Print the complete set of entries exactly.

BEGIN MATERIAL PROVIDED

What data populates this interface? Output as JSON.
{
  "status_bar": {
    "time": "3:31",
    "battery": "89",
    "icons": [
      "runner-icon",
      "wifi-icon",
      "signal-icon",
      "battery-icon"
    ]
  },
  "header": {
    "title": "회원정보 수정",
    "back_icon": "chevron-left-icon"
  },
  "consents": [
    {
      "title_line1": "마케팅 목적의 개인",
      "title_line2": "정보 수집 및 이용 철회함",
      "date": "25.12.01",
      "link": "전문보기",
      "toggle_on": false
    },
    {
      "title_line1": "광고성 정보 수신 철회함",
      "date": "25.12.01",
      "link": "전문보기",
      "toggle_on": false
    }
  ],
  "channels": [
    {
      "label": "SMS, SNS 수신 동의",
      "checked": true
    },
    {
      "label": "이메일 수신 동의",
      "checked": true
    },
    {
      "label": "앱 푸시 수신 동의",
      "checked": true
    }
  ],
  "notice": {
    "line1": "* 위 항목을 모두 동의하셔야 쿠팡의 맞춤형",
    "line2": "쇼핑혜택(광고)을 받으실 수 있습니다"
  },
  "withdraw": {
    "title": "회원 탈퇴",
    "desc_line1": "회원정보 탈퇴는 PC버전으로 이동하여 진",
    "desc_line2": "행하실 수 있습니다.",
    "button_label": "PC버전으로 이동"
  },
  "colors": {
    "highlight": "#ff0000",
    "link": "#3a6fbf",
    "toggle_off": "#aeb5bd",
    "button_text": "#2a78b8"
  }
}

END MATERIAL PROVIDED

- [EXERCISE RESULT]
What data populates this interface? Output as JSON.
{
  "status_bar": {
    "time": "3:31",
    "battery": "89",
    "icons": [
      "runner-icon",
      "wifi-icon",
      "signal-icon",
      "battery-icon"
    ]
  },
  "header": {
    "title": "회원정보 수정",
    "back_icon": "chevron-left-icon"
  },
  "consents": [
    {
      "title_line1": "마케팅 목적의 개인",
      "title_line2": "정보 수집 및 이용 철회함",
      "date": "25.12.01",
      "link": "전문보기",
      "toggle_on": false
    },
    {
      "title_line1": "광고성 정보 수신 철회함",
      "date": "25.12.01",
      "link": "전문보기",
      "toggle_on": false
    }
  ],
  "channels": [
    {
      "label": "SMS, SNS 수신 동의",
      "checked": true
    },
    {
      "label": "이메일 수신 동의",
      "checked": true
    },
    {
      "label": "앱 푸시 수신 동의",
      "checked": true
    }
  ],
  "notice": {
    "line1": "* 위 항목을 모두 동의하셔야 쿠팡의 맞춤형",
    "line2": "쇼핑혜택(광고)을 받으실 수 있습니다"
  },
  "withdraw": {
    "title": "회원 탈퇴",
    "desc_line1": "회원정보 탈퇴는 PC버전으로 이동하여 진",
    "desc_line2": "행하실 수 있습니다.",
    "button_label": "PC버전으로 이동"
  },
  "colors": {
    "highlight": "#ff0000",
    "link": "#3a6fbf",
    "toggle_off": "#aeb5bd",
    "button_text": "#2a78b8"
  }
}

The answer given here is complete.